▶ [Problem requirements]: Print the listing below in its entirety, character for character.

Lines of data:
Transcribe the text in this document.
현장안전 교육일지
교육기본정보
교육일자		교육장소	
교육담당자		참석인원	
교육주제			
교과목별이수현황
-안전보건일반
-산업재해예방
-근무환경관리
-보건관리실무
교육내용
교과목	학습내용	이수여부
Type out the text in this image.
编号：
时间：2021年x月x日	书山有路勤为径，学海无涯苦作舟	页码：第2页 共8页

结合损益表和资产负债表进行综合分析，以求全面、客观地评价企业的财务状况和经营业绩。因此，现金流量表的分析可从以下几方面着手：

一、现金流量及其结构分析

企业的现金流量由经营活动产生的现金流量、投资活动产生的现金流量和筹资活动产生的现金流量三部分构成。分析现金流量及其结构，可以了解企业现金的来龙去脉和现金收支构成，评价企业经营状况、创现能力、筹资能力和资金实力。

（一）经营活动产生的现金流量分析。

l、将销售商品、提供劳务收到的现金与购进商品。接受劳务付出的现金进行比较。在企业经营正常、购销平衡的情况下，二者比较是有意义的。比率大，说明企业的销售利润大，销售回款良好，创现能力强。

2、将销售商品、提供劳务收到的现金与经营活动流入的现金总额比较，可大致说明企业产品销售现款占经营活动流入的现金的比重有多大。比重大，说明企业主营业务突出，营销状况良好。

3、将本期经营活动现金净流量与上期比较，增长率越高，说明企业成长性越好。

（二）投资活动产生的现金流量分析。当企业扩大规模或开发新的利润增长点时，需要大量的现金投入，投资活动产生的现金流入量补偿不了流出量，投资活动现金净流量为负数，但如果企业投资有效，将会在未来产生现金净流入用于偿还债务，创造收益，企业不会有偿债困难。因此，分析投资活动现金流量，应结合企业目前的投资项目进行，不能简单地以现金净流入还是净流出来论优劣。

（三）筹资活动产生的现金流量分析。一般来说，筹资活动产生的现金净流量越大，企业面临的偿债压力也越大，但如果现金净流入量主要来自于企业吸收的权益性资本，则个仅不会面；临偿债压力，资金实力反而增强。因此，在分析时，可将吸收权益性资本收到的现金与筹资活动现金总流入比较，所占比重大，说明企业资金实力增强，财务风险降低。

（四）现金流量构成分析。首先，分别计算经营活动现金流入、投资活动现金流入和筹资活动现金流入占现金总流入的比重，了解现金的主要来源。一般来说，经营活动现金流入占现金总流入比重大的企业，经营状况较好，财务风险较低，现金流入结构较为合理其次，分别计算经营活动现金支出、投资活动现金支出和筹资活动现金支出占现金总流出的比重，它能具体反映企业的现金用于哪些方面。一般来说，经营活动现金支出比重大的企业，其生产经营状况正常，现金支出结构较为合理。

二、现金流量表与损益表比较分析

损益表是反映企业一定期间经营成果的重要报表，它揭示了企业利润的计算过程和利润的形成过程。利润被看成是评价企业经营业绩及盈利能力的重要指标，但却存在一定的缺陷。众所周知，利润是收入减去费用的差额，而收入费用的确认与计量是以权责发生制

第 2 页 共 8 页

▶ [Task output]:
Transcribe the text in this document.
현장안전 교육일지
교육기본정보
교육일자		교육장소	
교육담당자		참석인원	
교육주제			
교과목별이수현황
-안전보건일반
-산업재해예방
-근무환경관리
-보건관리실무
교육내용
교과목	학습내용	이수여부
Type out the text in this image.
编号：
时间：2021年x月x日	书山有路勤为径，学海无涯苦作舟	页码：第2页 共8页

结合损益表和资产负债表进行综合分析，以求全面、客观地评价企业的财务状况和经营业绩。因此，现金流量表的分析可从以下几方面着手：

一、现金流量及其结构分析

企业的现金流量由经营活动产生的现金流量、投资活动产生的现金流量和筹资活动产生的现金流量三部分构成。分析现金流量及其结构，可以了解企业现金的来龙去脉和现金收支构成，评价企业经营状况、创现能力、筹资能力和资金实力。

（一）经营活动产生的现金流量分析。

l、将销售商品、提供劳务收到的现金与购进商品。接受劳务付出的现金进行比较。在企业经营正常、购销平衡的情况下，二者比较是有意义的。比率大，说明企业的销售利润大，销售回款良好，创现能力强。

2、将销售商品、提供劳务收到的现金与经营活动流入的现金总额比较，可大致说明企业产品销售现款占经营活动流入的现金的比重有多大。比重大，说明企业主营业务突出，营销状况良好。

3、将本期经营活动现金净流量与上期比较，增长率越高，说明企业成长性越好。

（二）投资活动产生的现金流量分析。当企业扩大规模或开发新的利润增长点时，需要大量的现金投入，投资活动产生的现金流入量补偿不了流出量，投资活动现金净流量为负数，但如果企业投资有效，将会在未来产生现金净流入用于偿还债务，创造收益，企业不会有偿债困难。因此，分析投资活动现金流量，应结合企业目前的投资项目进行，不能简单地以现金净流入还是净流出来论优劣。

（三）筹资活动产生的现金流量分析。一般来说，筹资活动产生的现金净流量越大，企业面临的偿债压力也越大，但如果现金净流入量主要来自于企业吸收的权益性资本，则个仅不会面；临偿债压力，资金实力反而增强。因此，在分析时，可将吸收权益性资本收到的现金与筹资活动现金总流入比较，所占比重大，说明企业资金实力增强，财务风险降低。

（四）现金流量构成分析。首先，分别计算经营活动现金流入、投资活动现金流入和筹资活动现金流入占现金总流入的比重，了解现金的主要来源。一般来说，经营活动现金流入占现金总流入比重大的企业，经营状况较好，财务风险较低，现金流入结构较为合理其次，分别计算经营活动现金支出、投资活动现金支出和筹资活动现金支出占现金总流出的比重，它能具体反映企业的现金用于哪些方面。一般来说，经营活动现金支出比重大的企业，其生产经营状况正常，现金支出结构较为合理。

二、现金流量表与损益表比较分析

损益表是反映企业一定期间经营成果的重要报表，它揭示了企业利润的计算过程和利润的形成过程。利润被看成是评价企业经营业绩及盈利能力的重要指标，但却存在一定的缺陷。众所周知，利润是收入减去费用的差额，而收入费用的确认与计量是以权责发生制

第 2 页 共 8 页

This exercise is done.